» Work to be completed: Go through the material below and copy all lines with "участка".

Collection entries
- - -
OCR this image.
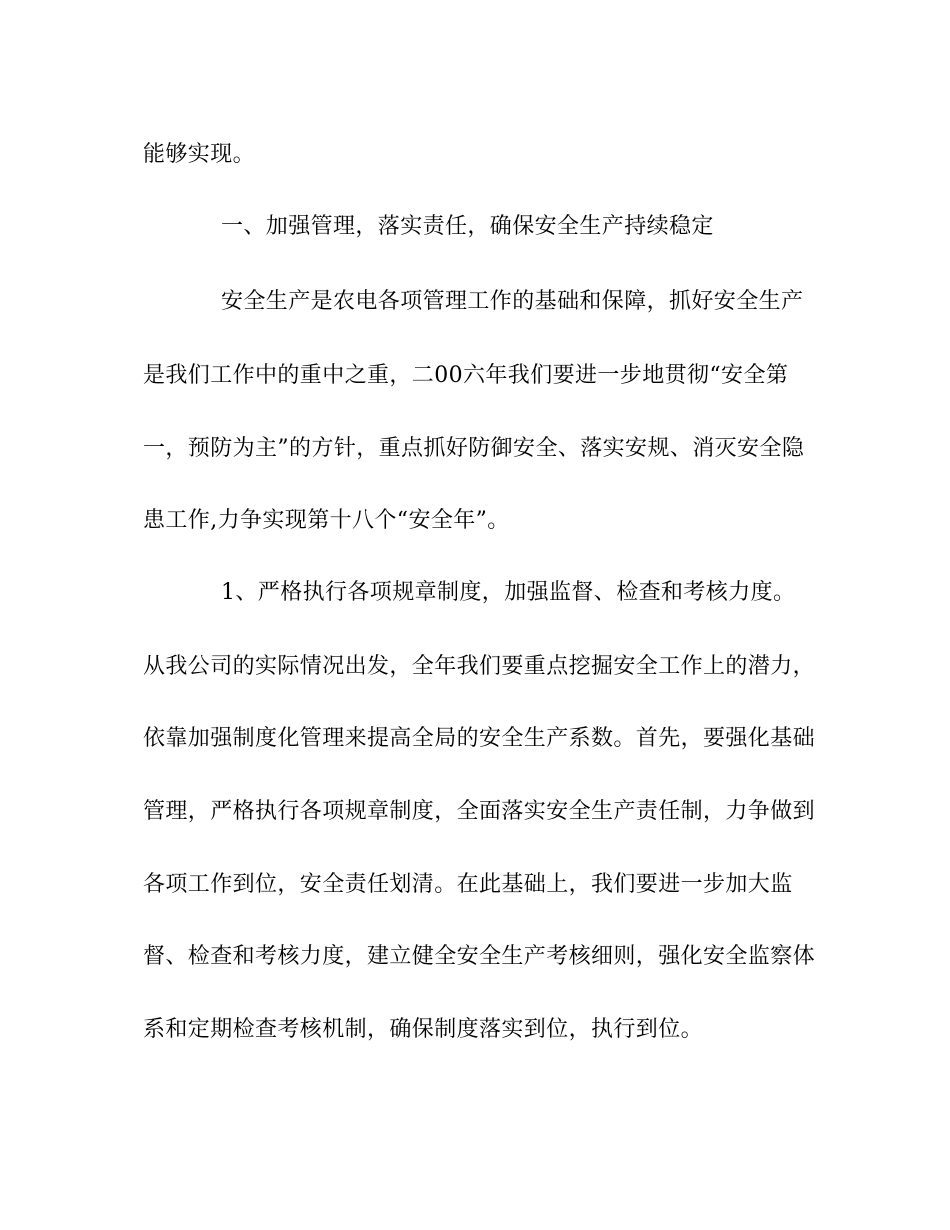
能够实现。
一、加强管理，落实责任，确保安全生产持续稳定
安全生产是农电各项管理工作的基础和保障，抓好安全生产
是我们工作中的重中之重，二00六年我们要进一步地贯彻“安全第
一，预防为主”的方针，重点抓好防御安全、落实安规、消灭安全隐
患工作,力争实现第十八个“安全年”。
1、严格执行各项规章制度，加强监督、检查和考核力度。
从我公司的实际情况出发，全年我们要重点挖掘安全工作上的潜力，
依靠加强制度化管理来提高全局的安全生产系数。首先，要强化基础
管理，严格执行各项规章制度，全面落实安全生产责任制，力争做到
各项工作到位，安全责任划清。在此基础上，我们要进一步加大监
督、检查和考核力度，建立健全安全生产考核细则，强化安全监察体
系和定期检查考核机制，确保制度落实到位，执行到位。
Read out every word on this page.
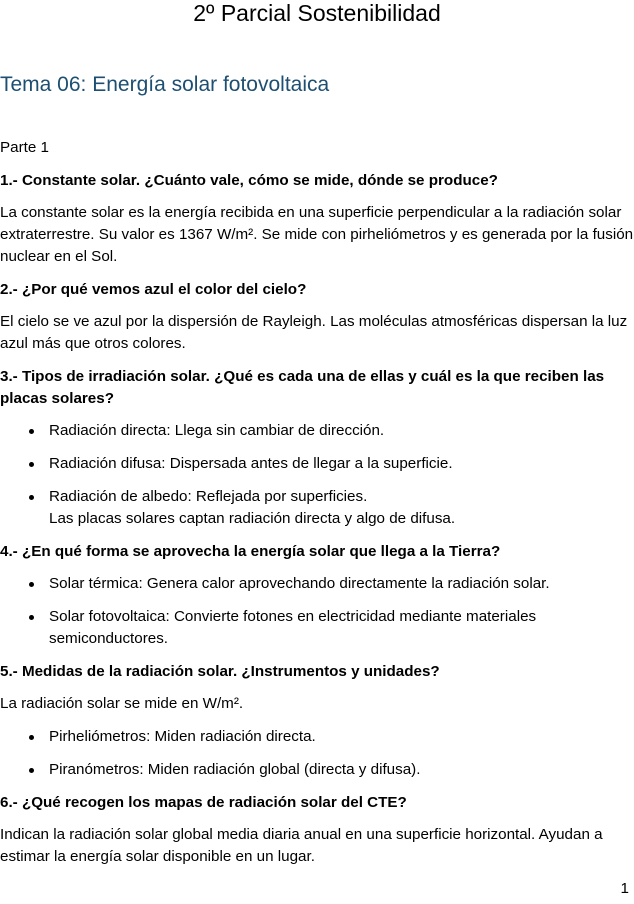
2º Parcial Sostenibilidad
Tema 06: Energía solar fotovoltaica

Parte 1

1.- Constante solar. ¿Cuánto vale, cómo se mide, dónde se produce?

La constante solar es la energía recibida en una superficie perpendicular a la radiación solar extraterrestre. Su valor es 1367 W/m². Se mide con pirheliómetros y es generada por la fusión nuclear en el Sol.

2.- ¿Por qué vemos azul el color del cielo?

El cielo se ve azul por la dispersión de Rayleigh. Las moléculas atmosféricas dispersan la luz azul más que otros colores.

3.- Tipos de irradiación solar. ¿Qué es cada una de ellas y cuál es la que reciben las placas solares?

Radiación directa: Llega sin cambiar de dirección.
Radiación difusa: Dispersada antes de llegar a la superficie.
Radiación de albedo: Reflejada por superficies.
Las placas solares captan radiación directa y algo de difusa.

4.- ¿En qué forma se aprovecha la energía solar que llega a la Tierra?

Solar térmica: Genera calor aprovechando directamente la radiación solar.
Solar fotovoltaica: Convierte fotones en electricidad mediante materiales semiconductores.

5.- Medidas de la radiación solar. ¿Instrumentos y unidades?

La radiación solar se mide en W/m².

Pirheliómetros: Miden radiación directa.
Piranómetros: Miden radiación global (directa y difusa).

6.- ¿Qué recogen los mapas de radiación solar del CTE?

Indican la radiación solar global media diaria anual en una superficie horizontal. Ayudan a estimar la energía solar disponible en un lugar.

1
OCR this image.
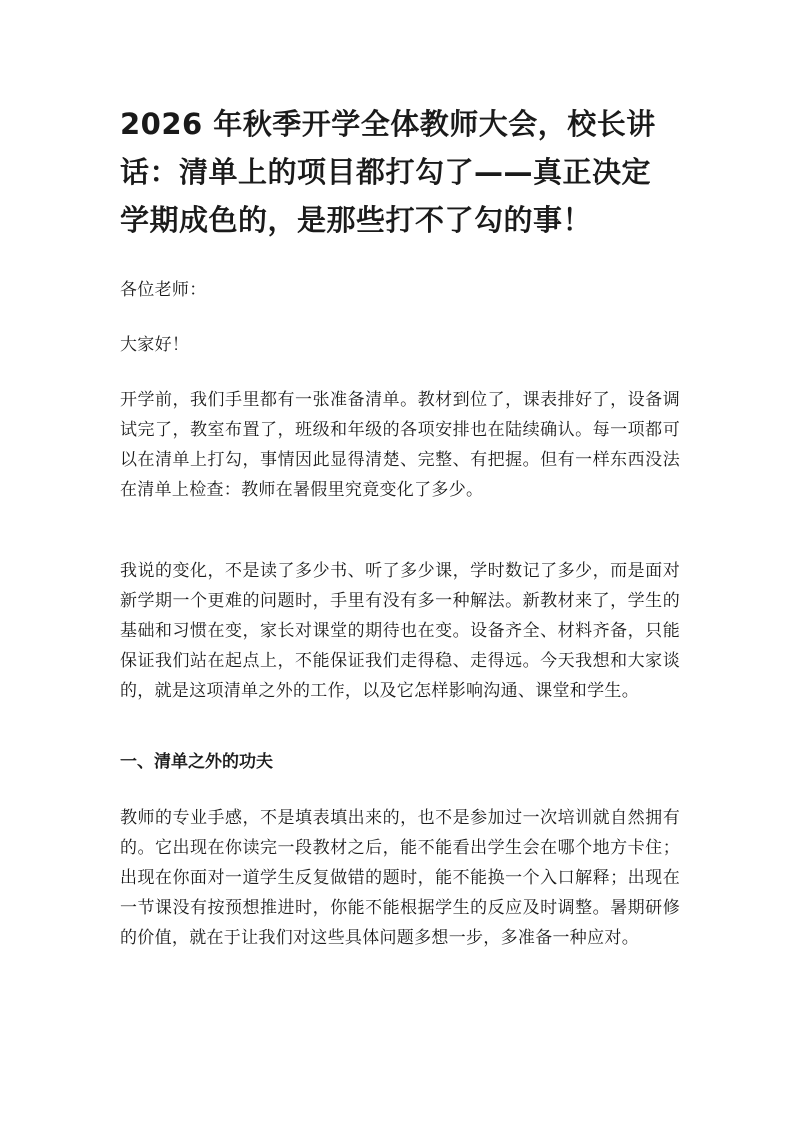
2026 年秋季开学全体教师大会，校长讲话：清单上的项目都打勾了——真正决定学期成色的，是那些打不了勾的事！

各位老师：

大家好！

开学前，我们手里都有一张准备清单。教材到位了，课表排好了，设备调试完了，教室布置了，班级和年级的各项安排也在陆续确认。每一项都可以在清单上打勾，事情因此显得清楚、完整、有把握。但有一样东西没法在清单上检查：教师在暑假里究竟变化了多少。

我说的变化，不是读了多少书、听了多少课，学时数记了多少，而是面对新学期一个更难的问题时，手里有没有多一种解法。新教材来了，学生的基础和习惯在变，家长对课堂的期待也在变。设备齐全、材料齐备，只能保证我们站在起点上，不能保证我们走得稳、走得远。今天我想和大家谈的，就是这项清单之外的工作，以及它怎样影响沟通、课堂和学生。

一、清单之外的功夫

教师的专业手感，不是填表填出来的，也不是参加过一次培训就自然拥有的。它出现在你读完一段教材之后，能不能看出学生会在哪个地方卡住；出现在你面对一道学生反复做错的题时，能不能换一个入口解释；出现在一节课没有按预想推进时，你能不能根据学生的反应及时调整。暑期研修的价值，就在于让我们对这些具体问题多想一步，多准备一种应对。
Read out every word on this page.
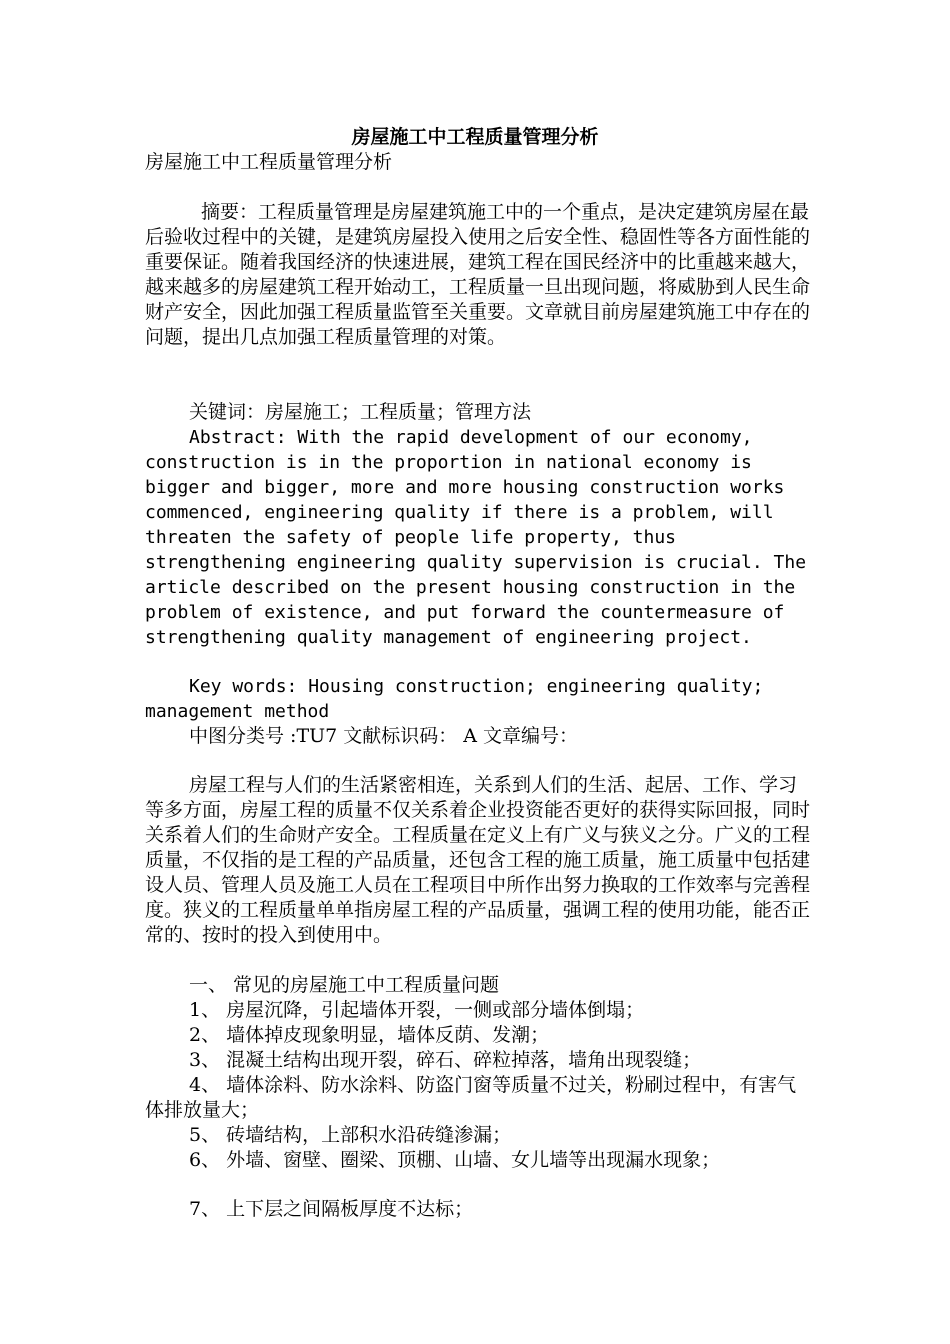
房屋施工中工程质量管理分析
房屋施工中工程质量管理分析
摘要：工程质量管理是房屋建筑施工中的一个重点，是决定建筑房屋在最后验收过程中的关键，是建筑房屋投入使用之后安全性、稳固性等各方面性能的重要保证。随着我国经济的快速进展，建筑工程在国民经济中的比重越来越大，越来越多的房屋建筑工程开始动工，工程质量一旦出现问题，将威胁到人民生命财产安全，因此加强工程质量监管至关重要。文章就目前房屋建筑施工中存在的问题，提出几点加强工程质量管理的对策。
关键词：房屋施工；工程质量；管理方法
Abstract: With the rapid development of our economy, construction is in the proportion in national economy is bigger and bigger, more and more housing construction works commenced, engineering quality if there is a problem, will threaten the safety of people life property, thus strengthening engineering quality supervision is crucial. The article described on the present housing construction in the problem of existence, and put forward the countermeasure of strengthening quality management of engineering project.
Key words: Housing construction; engineering quality; management method
中图分类号 :TU7 文献标识码： A 文章编号：
房屋工程与人们的生活紧密相连，关系到人们的生活、起居、工作、学习等多方面，房屋工程的质量不仅关系着企业投资能否更好的获得实际回报，同时关系着人们的生命财产安全。工程质量在定义上有广义与狭义之分。广义的工程质量，不仅指的是工程的产品质量，还包含工程的施工质量，施工质量中包括建设人员、管理人员及施工人员在工程项目中所作出努力换取的工作效率与完善程度。狭义的工程质量单单指房屋工程的产品质量，强调工程的使用功能，能否正常的、按时的投入到使用中。
一、 常见的房屋施工中工程质量问题
1、 房屋沉降，引起墙体开裂，一侧或部分墙体倒塌；
2、 墙体掉皮现象明显，墙体反荫、发潮；
3、 混凝土结构出现开裂，碎石、碎粒掉落，墙角出现裂缝；
4、 墙体涂料、防水涂料、防盗门窗等质量不过关，粉刷过程中，有害气体排放量大；
5、 砖墙结构，上部积水沿砖缝渗漏；
6、 外墙、窗壁、圈梁、顶棚、山墙、女儿墙等出现漏水现象；
7、 上下层之间隔板厚度不达标；
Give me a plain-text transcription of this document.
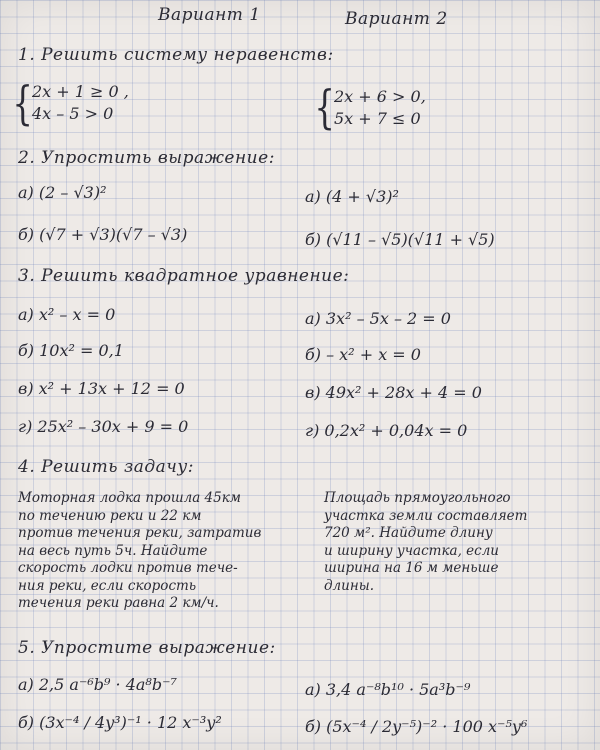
Вариант 1	Вариант 2
1. Решить систему неравенств:
{ 2x + 1 ≥ 0 ,
4x – 5 > 0	{ 2x + 6 > 0,
5x + 7 ≤ 0
2. Упростить выражение:
а) (2 – √3)²
б) (√7 + √3)(√7 – √3)
а) (4 + √3)²
б) (√11 – √5)(√11 + √5)
3. Решить квадратное уравнение:
а) x² – x = 0
б) 10x² = 0,1
в) x² + 13x + 12 = 0
г) 25x² – 30x + 9 = 0
а) 3x² – 5x – 2 = 0
б) – x² + x = 0
в) 49x² + 28x + 4 = 0
г) 0,2x² + 0,04x = 0
4. Решить задачу:
Моторная лодка прошла 45км
по течению реки и 22 км
против течения реки, затратив
на весь путь 5ч. Найдите
скорость лодки против тече-
ния реки, если скорость
течения реки равна 2 км/ч.
Площадь прямоугольного
участка земли составляет
720 м². Найдите длину
и ширину участка, если
ширина на 16 м меньше
длины.
5. Упростите выражение:
а) 2,5 a⁻⁶b⁹ · 4a⁸b⁻⁷
б) (3x⁻⁴ / 4y³)⁻¹ · 12 x⁻³y²
а) 3,4 a⁻⁸b¹⁰ · 5a³b⁻⁹
б) (5x⁻⁴ / 2y⁻⁵)⁻² · 100 x⁻⁵y⁶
- - -
» Answer:
участка земли составляет
и ширину участка, если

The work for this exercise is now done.